> [Objective]: Convert every line of the records below into a JSON list of strings, one string per line, omitting blank lines.
* start Data *
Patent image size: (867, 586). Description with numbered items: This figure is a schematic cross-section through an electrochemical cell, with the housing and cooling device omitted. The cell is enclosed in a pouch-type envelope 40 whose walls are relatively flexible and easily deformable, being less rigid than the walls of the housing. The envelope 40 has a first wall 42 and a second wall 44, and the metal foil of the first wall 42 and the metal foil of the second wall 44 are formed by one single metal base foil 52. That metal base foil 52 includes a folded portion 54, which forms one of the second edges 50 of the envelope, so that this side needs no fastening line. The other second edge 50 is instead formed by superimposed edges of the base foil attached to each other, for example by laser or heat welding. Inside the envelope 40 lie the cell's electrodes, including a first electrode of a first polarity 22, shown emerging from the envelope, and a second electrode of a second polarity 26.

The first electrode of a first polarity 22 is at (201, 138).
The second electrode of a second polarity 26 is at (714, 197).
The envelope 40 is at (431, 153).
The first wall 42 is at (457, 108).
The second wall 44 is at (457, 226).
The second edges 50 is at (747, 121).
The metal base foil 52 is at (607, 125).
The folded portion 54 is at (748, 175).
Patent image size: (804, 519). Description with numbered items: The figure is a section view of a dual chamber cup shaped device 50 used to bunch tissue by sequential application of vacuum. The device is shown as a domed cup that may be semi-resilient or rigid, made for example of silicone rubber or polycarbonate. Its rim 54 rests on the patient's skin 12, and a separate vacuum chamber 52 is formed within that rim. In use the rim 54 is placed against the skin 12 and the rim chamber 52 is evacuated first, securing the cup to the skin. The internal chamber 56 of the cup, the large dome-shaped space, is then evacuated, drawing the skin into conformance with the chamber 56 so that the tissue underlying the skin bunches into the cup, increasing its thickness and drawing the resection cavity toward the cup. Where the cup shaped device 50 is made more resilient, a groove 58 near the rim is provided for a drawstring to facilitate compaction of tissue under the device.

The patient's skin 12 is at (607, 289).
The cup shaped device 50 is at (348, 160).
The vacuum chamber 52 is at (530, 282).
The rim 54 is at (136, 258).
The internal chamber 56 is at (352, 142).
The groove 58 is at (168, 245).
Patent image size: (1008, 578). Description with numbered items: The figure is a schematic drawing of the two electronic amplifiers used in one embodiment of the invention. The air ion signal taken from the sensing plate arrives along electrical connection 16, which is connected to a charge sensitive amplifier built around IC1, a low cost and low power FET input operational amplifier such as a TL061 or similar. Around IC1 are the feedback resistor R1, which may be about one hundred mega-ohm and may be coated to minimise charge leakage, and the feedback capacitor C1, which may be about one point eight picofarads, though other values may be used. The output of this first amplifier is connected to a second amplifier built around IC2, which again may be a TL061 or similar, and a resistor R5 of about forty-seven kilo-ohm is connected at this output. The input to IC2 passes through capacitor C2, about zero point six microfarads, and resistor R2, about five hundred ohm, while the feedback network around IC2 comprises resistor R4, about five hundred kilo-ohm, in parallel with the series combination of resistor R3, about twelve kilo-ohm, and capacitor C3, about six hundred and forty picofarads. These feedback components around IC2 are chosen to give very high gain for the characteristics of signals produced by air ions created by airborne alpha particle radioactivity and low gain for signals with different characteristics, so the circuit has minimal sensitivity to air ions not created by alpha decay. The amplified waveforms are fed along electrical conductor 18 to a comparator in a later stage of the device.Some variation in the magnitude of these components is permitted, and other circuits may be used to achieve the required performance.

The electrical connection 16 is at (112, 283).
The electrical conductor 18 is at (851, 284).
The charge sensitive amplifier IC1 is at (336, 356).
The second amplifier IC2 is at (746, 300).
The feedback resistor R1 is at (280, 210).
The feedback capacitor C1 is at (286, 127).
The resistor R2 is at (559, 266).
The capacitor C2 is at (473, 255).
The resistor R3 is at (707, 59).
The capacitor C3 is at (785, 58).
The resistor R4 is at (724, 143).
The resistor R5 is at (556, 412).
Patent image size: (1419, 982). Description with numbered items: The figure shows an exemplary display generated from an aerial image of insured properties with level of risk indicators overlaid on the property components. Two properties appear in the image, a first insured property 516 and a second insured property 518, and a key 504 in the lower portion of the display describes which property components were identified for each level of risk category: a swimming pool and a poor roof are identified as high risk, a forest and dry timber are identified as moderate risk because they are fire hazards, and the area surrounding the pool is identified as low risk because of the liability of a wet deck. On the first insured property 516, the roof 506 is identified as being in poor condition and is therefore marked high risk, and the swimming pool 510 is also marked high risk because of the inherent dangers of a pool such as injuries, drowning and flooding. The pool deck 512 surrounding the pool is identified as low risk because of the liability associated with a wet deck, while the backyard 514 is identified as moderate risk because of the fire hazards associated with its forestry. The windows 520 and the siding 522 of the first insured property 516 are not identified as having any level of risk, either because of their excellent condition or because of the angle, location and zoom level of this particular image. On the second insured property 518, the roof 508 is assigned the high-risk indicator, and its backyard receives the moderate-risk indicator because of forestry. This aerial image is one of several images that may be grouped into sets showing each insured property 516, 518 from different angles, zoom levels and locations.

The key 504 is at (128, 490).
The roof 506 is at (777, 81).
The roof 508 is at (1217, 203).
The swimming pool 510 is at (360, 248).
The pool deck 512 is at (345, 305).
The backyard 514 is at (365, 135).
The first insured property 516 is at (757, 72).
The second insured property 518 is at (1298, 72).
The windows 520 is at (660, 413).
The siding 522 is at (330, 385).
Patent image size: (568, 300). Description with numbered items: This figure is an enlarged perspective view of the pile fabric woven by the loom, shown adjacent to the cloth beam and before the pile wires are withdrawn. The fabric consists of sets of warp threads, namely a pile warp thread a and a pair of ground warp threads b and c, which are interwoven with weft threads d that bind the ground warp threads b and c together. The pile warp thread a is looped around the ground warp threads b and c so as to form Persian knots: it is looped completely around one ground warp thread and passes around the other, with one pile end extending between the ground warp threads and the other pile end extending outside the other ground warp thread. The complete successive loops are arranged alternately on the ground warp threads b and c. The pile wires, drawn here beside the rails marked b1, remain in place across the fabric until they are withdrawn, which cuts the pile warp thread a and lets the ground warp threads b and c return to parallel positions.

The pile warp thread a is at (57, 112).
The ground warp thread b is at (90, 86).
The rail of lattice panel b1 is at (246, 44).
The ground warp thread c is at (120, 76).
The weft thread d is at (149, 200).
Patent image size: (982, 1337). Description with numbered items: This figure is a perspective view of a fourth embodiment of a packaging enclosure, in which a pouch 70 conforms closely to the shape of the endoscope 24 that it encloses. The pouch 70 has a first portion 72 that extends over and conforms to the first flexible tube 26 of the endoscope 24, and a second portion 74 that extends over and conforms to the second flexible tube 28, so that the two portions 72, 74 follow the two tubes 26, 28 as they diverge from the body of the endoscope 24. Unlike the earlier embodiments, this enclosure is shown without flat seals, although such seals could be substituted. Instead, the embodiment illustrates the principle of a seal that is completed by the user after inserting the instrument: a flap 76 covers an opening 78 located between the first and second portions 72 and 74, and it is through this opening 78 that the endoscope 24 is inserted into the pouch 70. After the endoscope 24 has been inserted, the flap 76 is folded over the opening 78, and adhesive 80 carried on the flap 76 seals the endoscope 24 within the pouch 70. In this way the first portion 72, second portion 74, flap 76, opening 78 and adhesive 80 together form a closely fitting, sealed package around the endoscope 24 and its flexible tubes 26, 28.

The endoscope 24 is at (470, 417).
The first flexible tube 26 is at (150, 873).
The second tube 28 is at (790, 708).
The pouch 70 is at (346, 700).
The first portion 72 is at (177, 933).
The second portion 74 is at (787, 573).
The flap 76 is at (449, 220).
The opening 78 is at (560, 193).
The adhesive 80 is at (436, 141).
* end Data *
> [Response for this exercise]:
[
  "Patent image size: (867, 586). Description with numbered items: This figure is a schematic cross-section through an electrochemical cell, with the housing and cooling device omitted. The cell is enclosed in a pouch-type envelope 40 whose walls are relatively flexible and easily deformable, being less rigid than the walls of the housing. The envelope 40 has a first wall 42 and a second wall 44, and the metal foil of the first wall 42 and the metal foil of the second wall 44 are formed by one single metal base foil 52. That metal base foil 52 includes a folded portion 54, which forms one of the second edges 50 of the envelope, so that this side needs no fastening line. The other second edge 50 is instead formed by superimposed edges of the base foil attached to each other, for example by laser or heat welding. Inside the envelope 40 lie the cell's electrodes, including a first electrode of a first polarity 22, shown emerging from the envelope, and a second electrode of a second polarity 26.",
  "The first electrode of a first polarity 22 is at (201, 138).",
  "The second electrode of a second polarity 26 is at (714, 197).",
  "The envelope 40 is at (431, 153).",
  "The first wall 42 is at (457, 108).",
  "The second wall 44 is at (457, 226).",
  "The second edges 50 is at (747, 121).",
  "The metal base foil 52 is at (607, 125).",
  "The folded portion 54 is at (748, 175).",
  "Patent image size: (804, 519). Description with numbered items: The figure is a section view of a dual chamber cup shaped device 50 used to bunch tissue by sequential application of vacuum. The device is shown as a domed cup that may be semi-resilient or rigid, made for example of silicone rubber or polycarbonate. Its rim 54 rests on the patient's skin 12, and a separate vacuum chamber 52 is formed within that rim. In use the rim 54 is placed against the skin 12 and the rim chamber 52 is evacuated first, securing the cup to the skin. The internal chamber 56 of the cup, the large dome-shaped space, is then evacuated, drawing the skin into conformance with the chamber 56 so that the tissue underlying the skin bunches into the cup, increasing its thickness and drawing the resection cavity toward the cup. Where the cup shaped device 50 is made more resilient, a groove 58 near the rim is provided for a drawstring to facilitate compaction of tissue under the device.",
  "The patient's skin 12 is at (607, 289).",
  "The cup shaped device 50 is at (348, 160).",
  "The vacuum chamber 52 is at (530, 282).",
  "The rim 54 is at (136, 258).",
  "The internal chamber 56 is at (352, 142).",
  "The groove 58 is at (168, 245).",
  "Patent image size: (1008, 578). Description with numbered items: The figure is a schematic drawing of the two electronic amplifiers used in one embodiment of the invention. The air ion signal taken from the sensing plate arrives along electrical connection 16, which is connected to a charge sensitive amplifier built around IC1, a low cost and low power FET input operational amplifier such as a TL061 or similar. Around IC1 are the feedback resistor R1, which may be about one hundred mega-ohm and may be coated to minimise charge leakage, and the feedback capacitor C1, which may be about one point eight picofarads, though other values may be used. The output of this first amplifier is connected to a second amplifier built around IC2, which again may be a TL061 or similar, and a resistor R5 of about forty-seven kilo-ohm is connected at this output. The input to IC2 passes through capacitor C2, about zero point six microfarads, and resistor R2, about five hundred ohm, while the feedback network around IC2 comprises resistor R4, about five hundred kilo-ohm, in parallel with the series combination of resistor R3, about twelve kilo-ohm, and capacitor C3, about six hundred and forty picofarads. These feedback components around IC2 are chosen to give very high gain for the characteristics of signals produced by air ions created by airborne alpha particle radioactivity and low gain for signals with different characteristics, so the circuit has minimal sensitivity to air ions not created by alpha decay. The amplified waveforms are fed along electrical conductor 18 to a comparator in a later stage of the device.Some variation in the magnitude of these components is permitted, and other circuits may be used to achieve the required performance.",
  "The electrical connection 16 is at (112, 283).",
  "The electrical conductor 18 is at (851, 284).",
  "The charge sensitive amplifier IC1 is at (336, 356).",
  "The second amplifier IC2 is at (746, 300).",
  "The feedback resistor R1 is at (280, 210).",
  "The feedback capacitor C1 is at (286, 127).",
  "The resistor R2 is at (559, 266).",
  "The capacitor C2 is at (473, 255).",
  "The resistor R3 is at (707, 59).",
  "The capacitor C3 is at (785, 58).",
  "The resistor R4 is at (724, 143).",
  "The resistor R5 is at (556, 412).",
  "Patent image size: (1419, 982). Description with numbered items: The figure shows an exemplary display generated from an aerial image of insured properties with level of risk indicators overlaid on the property components. Two properties appear in the image, a first insured property 516 and a second insured property 518, and a key 504 in the lower portion of the display describes which property components were identified for each level of risk category: a swimming pool and a poor roof are identified as high risk, a forest and dry timber are identified as moderate risk because they are fire hazards, and the area surrounding the pool is identified as low risk because of the liability of a wet deck. On the first insured property 516, the roof 506 is identified as being in poor condition and is therefore marked high risk, and the swimming pool 510 is also marked high risk because of the inherent dangers of a pool such as injuries, drowning and flooding. The pool deck 512 surrounding the pool is identified as low risk because of the liability associated with a wet deck, while the backyard 514 is identified as moderate risk because of the fire hazards associated with its forestry. The windows 520 and the siding 522 of the first insured property 516 are not identified as having any level of risk, either because of their excellent condition or because of the angle, location and zoom level of this particular image. On the second insured property 518, the roof 508 is assigned the high-risk indicator, and its backyard receives the moderate-risk indicator because of forestry. This aerial image is one of several images that may be grouped into sets showing each insured property 516, 518 from different angles, zoom levels and locations.",
  "The key 504 is at (128, 490).",
  "The roof 506 is at (777, 81).",
  "The roof 508 is at (1217, 203).",
  "The swimming pool 510 is at (360, 248).",
  "The pool deck 512 is at (345, 305).",
  "The backyard 514 is at (365, 135).",
  "The first insured property 516 is at (757, 72).",
  "The second insured property 518 is at (1298, 72).",
  "The windows 520 is at (660, 413).",
  "The siding 522 is at (330, 385).",
  "Patent image size: (568, 300). Description with numbered items: This figure is an enlarged perspective view of the pile fabric woven by the loom, shown adjacent to the cloth beam and before the pile wires are withdrawn. The fabric consists of sets of warp threads, namely a pile warp thread a and a pair of ground warp threads b and c, which are interwoven with weft threads d that bind the ground warp threads b and c together. The pile warp thread a is looped around the ground warp threads b and c so as to form Persian knots: it is looped completely around one ground warp thread and passes around the other, with one pile end extending between the ground warp threads and the other pile end extending outside the other ground warp thread. The complete successive loops are arranged alternately on the ground warp threads b and c. The pile wires, drawn here beside the rails marked b1, remain in place across the fabric until they are withdrawn, which cuts the pile warp thread a and lets the ground warp threads b and c return to parallel positions.",
  "The pile warp thread a is at (57, 112).",
  "The ground warp thread b is at (90, 86).",
  "The rail of lattice panel b1 is at (246, 44).",
  "The ground warp thread c is at (120, 76).",
  "The weft thread d is at (149, 200).",
  "Patent image size: (982, 1337). Description with numbered items: This figure is a perspective view of a fourth embodiment of a packaging enclosure, in which a pouch 70 conforms closely to the shape of the endoscope 24 that it encloses. The pouch 70 has a first portion 72 that extends over and conforms to the first flexible tube 26 of the endoscope 24, and a second portion 74 that extends over and conforms to the second flexible tube 28, so that the two portions 72, 74 follow the two tubes 26, 28 as they diverge from the body of the endoscope 24. Unlike the earlier embodiments, this enclosure is shown without flat seals, although such seals could be substituted. Instead, the embodiment illustrates the principle of a seal that is completed by the user after inserting the instrument: a flap 76 covers an opening 78 located between the first and second portions 72 and 74, and it is through this opening 78 that the endoscope 24 is inserted into the pouch 70. After the endoscope 24 has been inserted, the flap 76 is folded over the opening 78, and adhesive 80 carried on the flap 76 seals the endoscope 24 within the pouch 70. In this way the first portion 72, second portion 74, flap 76, opening 78 and adhesive 80 together form a closely fitting, sealed package around the endoscope 24 and its flexible tubes 26, 28.",
  "The endoscope 24 is at (470, 417).",
  "The first flexible tube 26 is at (150, 873).",
  "The second tube 28 is at (790, 708).",
  "The pouch 70 is at (346, 700).",
  "The first portion 72 is at (177, 933).",
  "The second portion 74 is at (787, 573).",
  "The flap 76 is at (449, 220).",
  "The opening 78 is at (560, 193).",
  "The adhesive 80 is at (436, 141)."
]